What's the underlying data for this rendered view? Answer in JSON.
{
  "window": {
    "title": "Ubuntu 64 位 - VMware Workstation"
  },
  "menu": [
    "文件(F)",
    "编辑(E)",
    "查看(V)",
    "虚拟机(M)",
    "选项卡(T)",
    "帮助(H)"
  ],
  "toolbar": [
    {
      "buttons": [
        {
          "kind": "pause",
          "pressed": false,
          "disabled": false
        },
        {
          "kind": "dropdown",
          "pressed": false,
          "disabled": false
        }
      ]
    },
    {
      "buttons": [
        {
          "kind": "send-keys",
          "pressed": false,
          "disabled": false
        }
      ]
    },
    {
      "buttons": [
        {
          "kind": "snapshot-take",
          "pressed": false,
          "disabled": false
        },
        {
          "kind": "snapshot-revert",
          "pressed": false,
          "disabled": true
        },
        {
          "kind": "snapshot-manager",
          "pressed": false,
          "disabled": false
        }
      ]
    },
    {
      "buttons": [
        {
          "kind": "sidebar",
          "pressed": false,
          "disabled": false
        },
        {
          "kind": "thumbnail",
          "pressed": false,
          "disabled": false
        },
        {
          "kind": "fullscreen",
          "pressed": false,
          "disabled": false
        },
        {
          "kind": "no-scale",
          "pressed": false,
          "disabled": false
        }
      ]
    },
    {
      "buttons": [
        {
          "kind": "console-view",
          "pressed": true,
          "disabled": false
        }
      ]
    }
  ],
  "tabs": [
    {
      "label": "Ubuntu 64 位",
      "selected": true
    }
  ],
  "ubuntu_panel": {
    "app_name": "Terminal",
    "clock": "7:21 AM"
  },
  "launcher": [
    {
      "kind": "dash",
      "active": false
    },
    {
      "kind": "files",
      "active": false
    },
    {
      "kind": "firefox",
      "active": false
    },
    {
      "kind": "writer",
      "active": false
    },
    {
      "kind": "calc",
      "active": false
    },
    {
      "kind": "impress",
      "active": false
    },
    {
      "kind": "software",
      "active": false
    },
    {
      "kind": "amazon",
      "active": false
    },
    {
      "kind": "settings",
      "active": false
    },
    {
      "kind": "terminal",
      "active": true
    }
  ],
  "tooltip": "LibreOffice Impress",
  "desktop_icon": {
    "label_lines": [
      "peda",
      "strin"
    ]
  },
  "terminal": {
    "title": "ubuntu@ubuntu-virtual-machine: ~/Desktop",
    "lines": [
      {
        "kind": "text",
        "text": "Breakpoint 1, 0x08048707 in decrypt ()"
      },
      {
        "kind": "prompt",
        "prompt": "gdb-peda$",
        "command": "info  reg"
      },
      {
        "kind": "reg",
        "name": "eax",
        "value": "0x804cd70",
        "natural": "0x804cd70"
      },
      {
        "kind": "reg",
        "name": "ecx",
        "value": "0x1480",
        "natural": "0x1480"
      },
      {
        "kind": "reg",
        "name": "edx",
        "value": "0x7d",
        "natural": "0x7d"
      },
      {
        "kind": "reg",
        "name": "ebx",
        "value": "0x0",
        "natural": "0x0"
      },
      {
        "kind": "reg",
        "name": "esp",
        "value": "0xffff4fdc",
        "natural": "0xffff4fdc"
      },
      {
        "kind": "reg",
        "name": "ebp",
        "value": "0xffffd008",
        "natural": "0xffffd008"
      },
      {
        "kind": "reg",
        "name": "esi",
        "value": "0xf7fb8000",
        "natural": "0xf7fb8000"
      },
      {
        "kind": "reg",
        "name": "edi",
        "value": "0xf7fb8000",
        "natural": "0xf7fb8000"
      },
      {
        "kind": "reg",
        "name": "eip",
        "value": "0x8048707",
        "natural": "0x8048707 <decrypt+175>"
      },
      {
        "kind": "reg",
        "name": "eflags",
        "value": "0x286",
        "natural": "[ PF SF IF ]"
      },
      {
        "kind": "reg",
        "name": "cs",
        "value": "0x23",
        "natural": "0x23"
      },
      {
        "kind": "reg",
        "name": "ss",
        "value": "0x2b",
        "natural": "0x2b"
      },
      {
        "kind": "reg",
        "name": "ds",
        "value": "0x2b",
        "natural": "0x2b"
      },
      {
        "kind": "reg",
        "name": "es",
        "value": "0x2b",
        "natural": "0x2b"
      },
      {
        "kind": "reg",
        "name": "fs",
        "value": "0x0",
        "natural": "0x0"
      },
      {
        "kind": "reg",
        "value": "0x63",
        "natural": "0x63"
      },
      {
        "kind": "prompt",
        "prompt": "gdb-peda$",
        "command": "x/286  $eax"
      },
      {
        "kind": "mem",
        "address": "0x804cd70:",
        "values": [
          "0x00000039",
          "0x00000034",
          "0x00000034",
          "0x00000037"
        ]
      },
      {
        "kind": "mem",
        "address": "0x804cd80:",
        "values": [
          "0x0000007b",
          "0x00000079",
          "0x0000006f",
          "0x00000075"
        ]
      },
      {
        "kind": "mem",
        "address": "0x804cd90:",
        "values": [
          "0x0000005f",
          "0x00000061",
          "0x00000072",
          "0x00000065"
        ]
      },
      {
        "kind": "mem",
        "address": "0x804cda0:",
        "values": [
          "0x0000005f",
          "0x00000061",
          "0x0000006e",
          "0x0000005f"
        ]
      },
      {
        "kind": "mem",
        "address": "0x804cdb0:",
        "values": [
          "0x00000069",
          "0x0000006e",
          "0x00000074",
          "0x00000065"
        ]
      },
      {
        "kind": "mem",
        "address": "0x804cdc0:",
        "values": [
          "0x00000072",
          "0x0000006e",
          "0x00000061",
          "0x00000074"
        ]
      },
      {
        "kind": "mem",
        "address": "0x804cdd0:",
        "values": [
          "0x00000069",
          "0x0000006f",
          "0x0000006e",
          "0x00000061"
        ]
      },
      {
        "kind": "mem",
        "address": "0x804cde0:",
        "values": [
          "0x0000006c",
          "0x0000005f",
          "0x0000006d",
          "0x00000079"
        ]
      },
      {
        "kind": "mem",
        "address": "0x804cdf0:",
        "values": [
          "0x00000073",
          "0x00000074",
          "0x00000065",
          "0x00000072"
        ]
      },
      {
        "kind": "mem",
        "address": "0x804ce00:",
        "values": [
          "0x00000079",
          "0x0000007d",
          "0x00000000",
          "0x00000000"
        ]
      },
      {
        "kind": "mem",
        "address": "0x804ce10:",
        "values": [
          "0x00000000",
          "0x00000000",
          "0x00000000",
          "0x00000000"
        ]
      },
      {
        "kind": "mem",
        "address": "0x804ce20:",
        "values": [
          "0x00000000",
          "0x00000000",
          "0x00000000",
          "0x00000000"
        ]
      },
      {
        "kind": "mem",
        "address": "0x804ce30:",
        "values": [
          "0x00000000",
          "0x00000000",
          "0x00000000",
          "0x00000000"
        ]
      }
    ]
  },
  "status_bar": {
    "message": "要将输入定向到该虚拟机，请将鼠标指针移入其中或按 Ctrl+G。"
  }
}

※ ※ ※

Copy down the whole of the data above, matching it exactly.

What's the underlying data for this rendered view? Answer in JSON.
{
  "window": {
    "title": "Ubuntu 64 位 - VMware Workstation"
  },
  "menu": [
    "文件(F)",
    "编辑(E)",
    "查看(V)",
    "虚拟机(M)",
    "选项卡(T)",
    "帮助(H)"
  ],
  "toolbar": [
    {
      "buttons": [
        {
          "kind": "pause",
          "pressed": false,
          "disabled": false
        },
        {
          "kind": "dropdown",
          "pressed": false,
          "disabled": false
        }
      ]
    },
    {
      "buttons": [
        {
          "kind": "send-keys",
          "pressed": false,
          "disabled": false
        }
      ]
    },
    {
      "buttons": [
        {
          "kind": "snapshot-take",
          "pressed": false,
          "disabled": false
        },
        {
          "kind": "snapshot-revert",
          "pressed": false,
          "disabled": true
        },
        {
          "kind": "snapshot-manager",
          "pressed": false,
          "disabled": false
        }
      ]
    },
    {
      "buttons": [
        {
          "kind": "sidebar",
          "pressed": false,
          "disabled": false
        },
        {
          "kind": "thumbnail",
          "pressed": false,
          "disabled": false
        },
        {
          "kind": "fullscreen",
          "pressed": false,
          "disabled": false
        },
        {
          "kind": "no-scale",
          "pressed": false,
          "disabled": false
        }
      ]
    },
    {
      "buttons": [
        {
          "kind": "console-view",
          "pressed": true,
          "disabled": false
        }
      ]
    }
  ],
  "tabs": [
    {
      "label": "Ubuntu 64 位",
      "selected": true
    }
  ],
  "ubuntu_panel": {
    "app_name": "Terminal",
    "clock": "7:21 AM"
  },
  "launcher": [
    {
      "kind": "dash",
      "active": false
    },
    {
      "kind": "files",
      "active": false
    },
    {
      "kind": "firefox",
      "active": false
    },
    {
      "kind": "writer",
      "active": false
    },
    {
      "kind": "calc",
      "active": false
    },
    {
      "kind": "impress",
      "active": false
    },
    {
      "kind": "software",
      "active": false
    },
    {
      "kind": "amazon",
      "active": false
    },
    {
      "kind": "settings",
      "active": false
    },
    {
      "kind": "terminal",
      "active": true
    }
  ],
  "tooltip": "LibreOffice Impress",
  "desktop_icon": {
    "label_lines": [
      "peda",
      "strin"
    ]
  },
  "terminal": {
    "title": "ubuntu@ubuntu-virtual-machine: ~/Desktop",
    "lines": [
      {
        "kind": "text",
        "text": "Breakpoint 1, 0x08048707 in decrypt ()"
      },
      {
        "kind": "prompt",
        "prompt": "gdb-peda$",
        "command": "info  reg"
      },
      {
        "kind": "reg",
        "name": "eax",
        "value": "0x804cd70",
        "natural": "0x804cd70"
      },
      {
        "kind": "reg",
        "name": "ecx",
        "value": "0x1480",
        "natural": "0x1480"
      },
      {
        "kind": "reg",
        "name": "edx",
        "value": "0x7d",
        "natural": "0x7d"
      },
      {
        "kind": "reg",
        "name": "ebx",
        "value": "0x0",
        "natural": "0x0"
      },
      {
        "kind": "reg",
        "name": "esp",
        "value": "0xffff4fdc",
        "natural": "0xffff4fdc"
      },
      {
        "kind": "reg",
        "name": "ebp",
        "value": "0xffffd008",
        "natural": "0xffffd008"
      },
      {
        "kind": "reg",
        "name": "esi",
        "value": "0xf7fb8000",
        "natural": "0xf7fb8000"
      },
      {
        "kind": "reg",
        "name": "edi",
        "value": "0xf7fb8000",
        "natural": "0xf7fb8000"
      },
      {
        "kind": "reg",
        "name": "eip",
        "value": "0x8048707",
        "natural": "0x8048707 <decrypt+175>"
      },
      {
        "kind": "reg",
        "name": "eflags",
        "value": "0x286",
        "natural": "[ PF SF IF ]"
      },
      {
        "kind": "reg",
        "name": "cs",
        "value": "0x23",
        "natural": "0x23"
      },
      {
        "kind": "reg",
        "name": "ss",
        "value": "0x2b",
        "natural": "0x2b"
      },
      {
        "kind": "reg",
        "name": "ds",
        "value": "0x2b",
        "natural": "0x2b"
      },
      {
        "kind": "reg",
        "name": "es",
        "value": "0x2b",
        "natural": "0x2b"
      },
      {
        "kind": "reg",
        "name": "fs",
        "value": "0x0",
        "natural": "0x0"
      },
      {
        "kind": "reg",
        "value": "0x63",
        "natural": "0x63"
      },
      {
        "kind": "prompt",
        "prompt": "gdb-peda$",
        "command": "x/286  $eax"
      },
      {
        "kind": "mem",
        "address": "0x804cd70:",
        "values": [
          "0x00000039",
          "0x00000034",
          "0x00000034",
          "0x00000037"
        ]
      },
      {
        "kind": "mem",
        "address": "0x804cd80:",
        "values": [
          "0x0000007b",
          "0x00000079",
          "0x0000006f",
          "0x00000075"
        ]
      },
      {
        "kind": "mem",
        "address": "0x804cd90:",
        "values": [
          "0x0000005f",
          "0x00000061",
          "0x00000072",
          "0x00000065"
        ]
      },
      {
        "kind": "mem",
        "address": "0x804cda0:",
        "values": [
          "0x0000005f",
          "0x00000061",
          "0x0000006e",
          "0x0000005f"
        ]
      },
      {
        "kind": "mem",
        "address": "0x804cdb0:",
        "values": [
          "0x00000069",
          "0x0000006e",
          "0x00000074",
          "0x00000065"
        ]
      },
      {
        "kind": "mem",
        "address": "0x804cdc0:",
        "values": [
          "0x00000072",
          "0x0000006e",
          "0x00000061",
          "0x00000074"
        ]
      },
      {
        "kind": "mem",
        "address": "0x804cdd0:",
        "values": [
          "0x00000069",
          "0x0000006f",
          "0x0000006e",
          "0x00000061"
        ]
      },
      {
        "kind": "mem",
        "address": "0x804cde0:",
        "values": [
          "0x0000006c",
          "0x0000005f",
          "0x0000006d",
          "0x00000079"
        ]
      },
      {
        "kind": "mem",
        "address": "0x804cdf0:",
        "values": [
          "0x00000073",
          "0x00000074",
          "0x00000065",
          "0x00000072"
        ]
      },
      {
        "kind": "mem",
        "address": "0x804ce00:",
        "values": [
          "0x00000079",
          "0x0000007d",
          "0x00000000",
          "0x00000000"
        ]
      },
      {
        "kind": "mem",
        "address": "0x804ce10:",
        "values": [
          "0x00000000",
          "0x00000000",
          "0x00000000",
          "0x00000000"
        ]
      },
      {
        "kind": "mem",
        "address": "0x804ce20:",
        "values": [
          "0x00000000",
          "0x00000000",
          "0x00000000",
          "0x00000000"
        ]
      },
      {
        "kind": "mem",
        "address": "0x804ce30:",
        "values": [
          "0x00000000",
          "0x00000000",
          "0x00000000",
          "0x00000000"
        ]
      }
    ]
  },
  "status_bar": {
    "message": "要将输入定向到该虚拟机，请将鼠标指针移入其中或按 Ctrl+G。"
  }
}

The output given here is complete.